## What you should do
Starting at the line with "What does this", transcribe each line through the final one, both included, and add nothing.

## Input rows
========

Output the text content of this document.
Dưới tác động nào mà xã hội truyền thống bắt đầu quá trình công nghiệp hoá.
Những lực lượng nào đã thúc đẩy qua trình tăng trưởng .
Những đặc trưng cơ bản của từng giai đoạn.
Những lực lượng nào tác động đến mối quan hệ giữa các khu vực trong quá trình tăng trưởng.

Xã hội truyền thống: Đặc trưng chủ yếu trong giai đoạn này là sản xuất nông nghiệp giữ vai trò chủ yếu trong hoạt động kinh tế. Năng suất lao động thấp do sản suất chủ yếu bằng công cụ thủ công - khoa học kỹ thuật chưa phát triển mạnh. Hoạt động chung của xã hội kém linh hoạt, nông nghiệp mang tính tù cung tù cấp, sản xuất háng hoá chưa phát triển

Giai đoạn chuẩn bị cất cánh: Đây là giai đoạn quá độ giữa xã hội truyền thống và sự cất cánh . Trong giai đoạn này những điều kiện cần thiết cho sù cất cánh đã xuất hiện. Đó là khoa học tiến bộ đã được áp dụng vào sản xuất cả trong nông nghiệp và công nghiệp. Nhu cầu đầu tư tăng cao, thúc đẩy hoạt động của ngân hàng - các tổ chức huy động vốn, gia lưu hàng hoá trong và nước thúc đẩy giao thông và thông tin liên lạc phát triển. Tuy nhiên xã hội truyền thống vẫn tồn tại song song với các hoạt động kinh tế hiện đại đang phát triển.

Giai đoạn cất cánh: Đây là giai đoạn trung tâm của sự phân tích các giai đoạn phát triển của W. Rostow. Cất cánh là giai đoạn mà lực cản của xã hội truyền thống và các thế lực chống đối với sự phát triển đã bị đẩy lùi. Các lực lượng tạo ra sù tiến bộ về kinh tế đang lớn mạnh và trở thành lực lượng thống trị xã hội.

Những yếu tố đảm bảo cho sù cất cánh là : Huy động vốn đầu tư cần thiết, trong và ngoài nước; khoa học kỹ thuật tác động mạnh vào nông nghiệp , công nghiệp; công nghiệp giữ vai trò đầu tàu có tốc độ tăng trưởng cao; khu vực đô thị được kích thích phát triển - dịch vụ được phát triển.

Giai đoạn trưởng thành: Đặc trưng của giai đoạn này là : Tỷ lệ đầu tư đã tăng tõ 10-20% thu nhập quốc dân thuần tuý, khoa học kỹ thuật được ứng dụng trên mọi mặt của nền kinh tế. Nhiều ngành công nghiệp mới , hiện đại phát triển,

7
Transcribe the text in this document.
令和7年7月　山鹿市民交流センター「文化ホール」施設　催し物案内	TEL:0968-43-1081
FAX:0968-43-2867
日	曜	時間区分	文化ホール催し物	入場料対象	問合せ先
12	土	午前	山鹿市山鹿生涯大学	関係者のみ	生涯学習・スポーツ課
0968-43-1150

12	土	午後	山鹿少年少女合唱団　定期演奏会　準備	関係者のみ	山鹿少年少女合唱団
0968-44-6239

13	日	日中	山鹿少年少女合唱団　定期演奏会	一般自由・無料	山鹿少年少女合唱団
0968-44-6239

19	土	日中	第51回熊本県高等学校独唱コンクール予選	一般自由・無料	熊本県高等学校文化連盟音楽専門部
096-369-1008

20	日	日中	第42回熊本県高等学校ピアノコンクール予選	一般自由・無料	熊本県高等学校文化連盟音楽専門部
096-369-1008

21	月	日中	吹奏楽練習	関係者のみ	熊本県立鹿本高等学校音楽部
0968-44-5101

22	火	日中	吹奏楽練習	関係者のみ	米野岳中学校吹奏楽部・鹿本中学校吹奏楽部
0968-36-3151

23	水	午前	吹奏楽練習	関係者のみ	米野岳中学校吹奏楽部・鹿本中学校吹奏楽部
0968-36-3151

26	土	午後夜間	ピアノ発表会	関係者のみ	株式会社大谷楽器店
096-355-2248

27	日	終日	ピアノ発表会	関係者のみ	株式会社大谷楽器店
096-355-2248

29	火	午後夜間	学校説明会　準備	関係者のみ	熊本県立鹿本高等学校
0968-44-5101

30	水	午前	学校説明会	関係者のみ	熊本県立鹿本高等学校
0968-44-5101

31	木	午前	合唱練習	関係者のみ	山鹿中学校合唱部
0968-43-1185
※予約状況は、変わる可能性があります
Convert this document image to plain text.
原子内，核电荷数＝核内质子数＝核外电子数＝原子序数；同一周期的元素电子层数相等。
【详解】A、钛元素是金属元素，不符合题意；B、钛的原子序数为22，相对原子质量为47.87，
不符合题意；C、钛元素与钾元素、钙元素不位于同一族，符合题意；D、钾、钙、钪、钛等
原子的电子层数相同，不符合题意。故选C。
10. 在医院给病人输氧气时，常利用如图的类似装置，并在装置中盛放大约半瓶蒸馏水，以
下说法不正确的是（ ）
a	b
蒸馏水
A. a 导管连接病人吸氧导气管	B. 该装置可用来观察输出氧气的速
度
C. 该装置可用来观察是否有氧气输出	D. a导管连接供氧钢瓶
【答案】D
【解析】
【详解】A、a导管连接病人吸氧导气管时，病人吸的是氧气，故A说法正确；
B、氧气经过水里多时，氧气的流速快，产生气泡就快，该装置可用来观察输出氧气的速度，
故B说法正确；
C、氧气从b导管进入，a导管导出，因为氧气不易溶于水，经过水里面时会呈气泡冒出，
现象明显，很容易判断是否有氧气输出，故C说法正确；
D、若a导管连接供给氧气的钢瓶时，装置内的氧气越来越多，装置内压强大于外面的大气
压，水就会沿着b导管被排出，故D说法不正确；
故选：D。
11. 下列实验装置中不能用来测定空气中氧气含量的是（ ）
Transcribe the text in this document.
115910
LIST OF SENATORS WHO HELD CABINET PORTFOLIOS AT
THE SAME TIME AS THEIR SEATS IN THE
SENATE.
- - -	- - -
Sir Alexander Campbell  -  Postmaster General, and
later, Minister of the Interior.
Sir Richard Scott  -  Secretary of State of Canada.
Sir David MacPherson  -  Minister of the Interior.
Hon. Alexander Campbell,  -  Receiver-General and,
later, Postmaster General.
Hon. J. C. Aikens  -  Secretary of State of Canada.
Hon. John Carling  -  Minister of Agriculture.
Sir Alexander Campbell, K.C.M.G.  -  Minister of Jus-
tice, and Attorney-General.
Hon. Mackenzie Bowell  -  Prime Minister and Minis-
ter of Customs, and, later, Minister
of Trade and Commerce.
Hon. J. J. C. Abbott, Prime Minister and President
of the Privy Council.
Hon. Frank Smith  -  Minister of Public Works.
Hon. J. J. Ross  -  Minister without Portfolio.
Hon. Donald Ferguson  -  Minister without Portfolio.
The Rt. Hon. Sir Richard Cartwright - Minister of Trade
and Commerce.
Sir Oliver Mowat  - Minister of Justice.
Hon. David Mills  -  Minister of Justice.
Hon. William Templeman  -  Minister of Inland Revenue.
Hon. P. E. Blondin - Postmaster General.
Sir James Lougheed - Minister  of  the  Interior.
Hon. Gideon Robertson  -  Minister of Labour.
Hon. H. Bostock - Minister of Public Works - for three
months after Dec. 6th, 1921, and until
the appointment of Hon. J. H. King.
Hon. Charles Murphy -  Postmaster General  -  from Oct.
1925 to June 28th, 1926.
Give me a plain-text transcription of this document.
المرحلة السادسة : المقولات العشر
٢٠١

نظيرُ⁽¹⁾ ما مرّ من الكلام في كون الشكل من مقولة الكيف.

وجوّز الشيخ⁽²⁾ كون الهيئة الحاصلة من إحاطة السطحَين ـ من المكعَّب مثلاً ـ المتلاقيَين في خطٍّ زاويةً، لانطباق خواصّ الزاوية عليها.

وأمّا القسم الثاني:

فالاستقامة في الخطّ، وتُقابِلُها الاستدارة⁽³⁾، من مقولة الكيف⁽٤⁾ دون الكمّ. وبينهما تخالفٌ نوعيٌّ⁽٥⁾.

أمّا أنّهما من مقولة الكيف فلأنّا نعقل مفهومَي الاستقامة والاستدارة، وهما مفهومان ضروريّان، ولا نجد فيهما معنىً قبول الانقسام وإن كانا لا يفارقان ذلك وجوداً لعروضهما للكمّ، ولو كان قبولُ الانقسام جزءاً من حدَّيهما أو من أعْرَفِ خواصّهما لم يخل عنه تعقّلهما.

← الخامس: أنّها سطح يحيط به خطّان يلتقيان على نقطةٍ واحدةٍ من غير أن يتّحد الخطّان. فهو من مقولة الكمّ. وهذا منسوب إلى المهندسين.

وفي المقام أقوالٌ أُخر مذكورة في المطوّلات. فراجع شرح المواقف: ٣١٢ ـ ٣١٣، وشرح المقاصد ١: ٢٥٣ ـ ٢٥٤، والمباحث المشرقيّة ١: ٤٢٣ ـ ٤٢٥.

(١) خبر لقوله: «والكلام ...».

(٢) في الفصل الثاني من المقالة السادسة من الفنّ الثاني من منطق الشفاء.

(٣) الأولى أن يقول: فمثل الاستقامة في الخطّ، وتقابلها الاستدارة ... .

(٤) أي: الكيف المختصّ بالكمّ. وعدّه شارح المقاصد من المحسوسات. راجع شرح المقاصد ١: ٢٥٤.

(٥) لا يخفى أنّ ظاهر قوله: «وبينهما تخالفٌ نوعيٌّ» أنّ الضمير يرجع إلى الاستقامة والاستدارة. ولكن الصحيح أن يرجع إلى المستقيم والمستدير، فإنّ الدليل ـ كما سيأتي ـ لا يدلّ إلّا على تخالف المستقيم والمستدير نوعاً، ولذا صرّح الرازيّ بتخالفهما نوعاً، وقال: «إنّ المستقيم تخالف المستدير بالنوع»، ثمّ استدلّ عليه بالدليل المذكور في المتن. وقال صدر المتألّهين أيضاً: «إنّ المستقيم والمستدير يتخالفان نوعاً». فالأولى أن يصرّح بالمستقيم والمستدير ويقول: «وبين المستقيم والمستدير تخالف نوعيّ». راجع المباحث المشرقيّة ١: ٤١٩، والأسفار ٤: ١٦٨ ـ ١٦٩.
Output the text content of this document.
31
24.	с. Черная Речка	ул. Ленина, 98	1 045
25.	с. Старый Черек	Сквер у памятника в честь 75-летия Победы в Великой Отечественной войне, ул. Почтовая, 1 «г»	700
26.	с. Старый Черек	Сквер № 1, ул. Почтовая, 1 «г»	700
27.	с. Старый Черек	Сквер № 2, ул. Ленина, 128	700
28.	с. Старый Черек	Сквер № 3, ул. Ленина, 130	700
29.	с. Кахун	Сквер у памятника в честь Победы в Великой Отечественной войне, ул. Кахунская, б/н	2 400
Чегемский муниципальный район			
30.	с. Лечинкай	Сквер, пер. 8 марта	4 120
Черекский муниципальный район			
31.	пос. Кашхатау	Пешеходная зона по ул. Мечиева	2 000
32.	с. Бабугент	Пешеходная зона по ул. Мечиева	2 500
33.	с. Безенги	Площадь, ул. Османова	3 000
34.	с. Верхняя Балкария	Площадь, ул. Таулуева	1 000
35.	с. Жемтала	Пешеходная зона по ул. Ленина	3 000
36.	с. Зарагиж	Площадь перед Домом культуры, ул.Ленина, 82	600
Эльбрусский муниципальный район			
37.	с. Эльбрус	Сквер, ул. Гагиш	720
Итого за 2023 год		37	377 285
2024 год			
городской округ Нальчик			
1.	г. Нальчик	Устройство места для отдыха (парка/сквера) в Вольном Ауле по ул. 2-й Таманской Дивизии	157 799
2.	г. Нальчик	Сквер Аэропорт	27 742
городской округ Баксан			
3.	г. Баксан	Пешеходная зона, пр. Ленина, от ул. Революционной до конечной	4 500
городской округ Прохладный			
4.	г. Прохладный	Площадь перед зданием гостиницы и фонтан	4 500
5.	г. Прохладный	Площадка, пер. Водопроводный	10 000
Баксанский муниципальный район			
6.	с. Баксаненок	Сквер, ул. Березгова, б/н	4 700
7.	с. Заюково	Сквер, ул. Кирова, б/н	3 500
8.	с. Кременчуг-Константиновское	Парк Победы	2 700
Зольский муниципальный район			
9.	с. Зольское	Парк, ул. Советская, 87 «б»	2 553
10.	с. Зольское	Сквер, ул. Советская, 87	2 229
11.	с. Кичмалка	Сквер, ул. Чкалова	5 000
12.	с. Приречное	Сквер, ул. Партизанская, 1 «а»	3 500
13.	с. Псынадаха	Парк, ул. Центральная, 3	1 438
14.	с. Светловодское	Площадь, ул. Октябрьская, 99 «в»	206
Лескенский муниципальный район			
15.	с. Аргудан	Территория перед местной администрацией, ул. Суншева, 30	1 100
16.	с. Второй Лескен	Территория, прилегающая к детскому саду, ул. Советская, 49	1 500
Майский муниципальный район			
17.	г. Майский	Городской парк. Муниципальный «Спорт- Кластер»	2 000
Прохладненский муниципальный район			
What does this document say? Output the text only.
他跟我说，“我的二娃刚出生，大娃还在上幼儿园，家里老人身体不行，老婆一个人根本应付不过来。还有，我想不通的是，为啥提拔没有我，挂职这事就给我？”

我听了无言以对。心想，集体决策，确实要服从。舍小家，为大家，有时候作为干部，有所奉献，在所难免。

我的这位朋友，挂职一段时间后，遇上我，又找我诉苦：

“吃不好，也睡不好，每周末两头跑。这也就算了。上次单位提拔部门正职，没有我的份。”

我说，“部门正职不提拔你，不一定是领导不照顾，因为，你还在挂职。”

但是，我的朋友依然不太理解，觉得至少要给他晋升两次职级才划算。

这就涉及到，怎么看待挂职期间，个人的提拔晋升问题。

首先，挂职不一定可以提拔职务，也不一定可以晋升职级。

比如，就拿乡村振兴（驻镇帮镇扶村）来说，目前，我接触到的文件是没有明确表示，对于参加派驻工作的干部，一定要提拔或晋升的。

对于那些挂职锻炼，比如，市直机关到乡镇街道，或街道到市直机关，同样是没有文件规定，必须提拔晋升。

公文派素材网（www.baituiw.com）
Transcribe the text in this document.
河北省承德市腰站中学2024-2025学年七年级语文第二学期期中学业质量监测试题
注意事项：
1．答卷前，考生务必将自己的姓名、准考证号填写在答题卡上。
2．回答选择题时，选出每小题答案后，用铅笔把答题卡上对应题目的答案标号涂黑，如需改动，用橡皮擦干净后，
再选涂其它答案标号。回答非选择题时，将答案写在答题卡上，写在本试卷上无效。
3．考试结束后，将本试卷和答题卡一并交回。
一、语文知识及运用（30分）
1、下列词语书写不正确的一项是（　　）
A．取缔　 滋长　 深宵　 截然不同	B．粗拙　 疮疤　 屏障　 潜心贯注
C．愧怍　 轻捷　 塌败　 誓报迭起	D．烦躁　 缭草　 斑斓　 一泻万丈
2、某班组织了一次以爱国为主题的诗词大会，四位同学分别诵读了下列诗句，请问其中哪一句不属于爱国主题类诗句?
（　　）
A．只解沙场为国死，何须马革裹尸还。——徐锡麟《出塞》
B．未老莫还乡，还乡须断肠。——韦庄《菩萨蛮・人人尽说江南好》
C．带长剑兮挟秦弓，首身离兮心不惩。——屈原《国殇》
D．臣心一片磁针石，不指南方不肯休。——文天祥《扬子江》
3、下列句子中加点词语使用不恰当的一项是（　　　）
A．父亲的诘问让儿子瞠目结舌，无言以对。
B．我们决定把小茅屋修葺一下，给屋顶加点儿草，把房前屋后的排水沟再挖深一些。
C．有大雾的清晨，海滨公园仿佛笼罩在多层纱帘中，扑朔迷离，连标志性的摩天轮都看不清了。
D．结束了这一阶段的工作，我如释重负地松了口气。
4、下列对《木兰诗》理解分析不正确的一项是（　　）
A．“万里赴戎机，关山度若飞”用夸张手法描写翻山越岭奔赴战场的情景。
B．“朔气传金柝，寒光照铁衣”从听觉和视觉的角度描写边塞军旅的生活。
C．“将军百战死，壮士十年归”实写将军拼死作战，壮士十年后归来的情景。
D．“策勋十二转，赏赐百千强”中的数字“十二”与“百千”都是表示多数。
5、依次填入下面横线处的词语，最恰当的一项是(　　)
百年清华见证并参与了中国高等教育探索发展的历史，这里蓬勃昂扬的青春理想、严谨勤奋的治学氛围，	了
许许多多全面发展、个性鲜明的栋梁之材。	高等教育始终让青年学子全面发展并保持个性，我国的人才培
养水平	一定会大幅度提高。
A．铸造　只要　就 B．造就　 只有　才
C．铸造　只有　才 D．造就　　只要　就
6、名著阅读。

========

## Exercise result
What does this document say? Output the text only.
他跟我说，“我的二娃刚出生，大娃还在上幼儿园，家里老人身体不行，老婆一个人根本应付不过来。还有，我想不通的是，为啥提拔没有我，挂职这事就给我？”

我听了无言以对。心想，集体决策，确实要服从。舍小家，为大家，有时候作为干部，有所奉献，在所难免。

我的这位朋友，挂职一段时间后，遇上我，又找我诉苦：

“吃不好，也睡不好，每周末两头跑。这也就算了。上次单位提拔部门正职，没有我的份。”

我说，“部门正职不提拔你，不一定是领导不照顾，因为，你还在挂职。”

但是，我的朋友依然不太理解，觉得至少要给他晋升两次职级才划算。

这就涉及到，怎么看待挂职期间，个人的提拔晋升问题。

首先，挂职不一定可以提拔职务，也不一定可以晋升职级。

比如，就拿乡村振兴（驻镇帮镇扶村）来说，目前，我接触到的文件是没有明确表示，对于参加派驻工作的干部，一定要提拔或晋升的。

对于那些挂职锻炼，比如，市直机关到乡镇街道，或街道到市直机关，同样是没有文件规定，必须提拔晋升。

公文派素材网（www.baituiw.com）
Transcribe the text in this document.
河北省承德市腰站中学2024-2025学年七年级语文第二学期期中学业质量监测试题
注意事项：
1．答卷前，考生务必将自己的姓名、准考证号填写在答题卡上。
2．回答选择题时，选出每小题答案后，用铅笔把答题卡上对应题目的答案标号涂黑，如需改动，用橡皮擦干净后，
再选涂其它答案标号。回答非选择题时，将答案写在答题卡上，写在本试卷上无效。
3．考试结束后，将本试卷和答题卡一并交回。
一、语文知识及运用（30分）
1、下列词语书写不正确的一项是（　　）
A．取缔　 滋长　 深宵　 截然不同	B．粗拙　 疮疤　 屏障　 潜心贯注
C．愧怍　 轻捷　 塌败　 誓报迭起	D．烦躁　 缭草　 斑斓　 一泻万丈
2、某班组织了一次以爱国为主题的诗词大会，四位同学分别诵读了下列诗句，请问其中哪一句不属于爱国主题类诗句?
（　　）
A．只解沙场为国死，何须马革裹尸还。——徐锡麟《出塞》
B．未老莫还乡，还乡须断肠。——韦庄《菩萨蛮・人人尽说江南好》
C．带长剑兮挟秦弓，首身离兮心不惩。——屈原《国殇》
D．臣心一片磁针石，不指南方不肯休。——文天祥《扬子江》
3、下列句子中加点词语使用不恰当的一项是（　　　）
A．父亲的诘问让儿子瞠目结舌，无言以对。
B．我们决定把小茅屋修葺一下，给屋顶加点儿草，把房前屋后的排水沟再挖深一些。
C．有大雾的清晨，海滨公园仿佛笼罩在多层纱帘中，扑朔迷离，连标志性的摩天轮都看不清了。
D．结束了这一阶段的工作，我如释重负地松了口气。
4、下列对《木兰诗》理解分析不正确的一项是（　　）
A．“万里赴戎机，关山度若飞”用夸张手法描写翻山越岭奔赴战场的情景。
B．“朔气传金柝，寒光照铁衣”从听觉和视觉的角度描写边塞军旅的生活。
C．“将军百战死，壮士十年归”实写将军拼死作战，壮士十年后归来的情景。
D．“策勋十二转，赏赐百千强”中的数字“十二”与“百千”都是表示多数。
5、依次填入下面横线处的词语，最恰当的一项是(　　)
百年清华见证并参与了中国高等教育探索发展的历史，这里蓬勃昂扬的青春理想、严谨勤奋的治学氛围，	了
许许多多全面发展、个性鲜明的栋梁之材。	高等教育始终让青年学子全面发展并保持个性，我国的人才培
养水平	一定会大幅度提高。
A．铸造　只要　就 B．造就　 只有　才
C．铸造　只有　才 D．造就　　只要　就
6、名著阅读。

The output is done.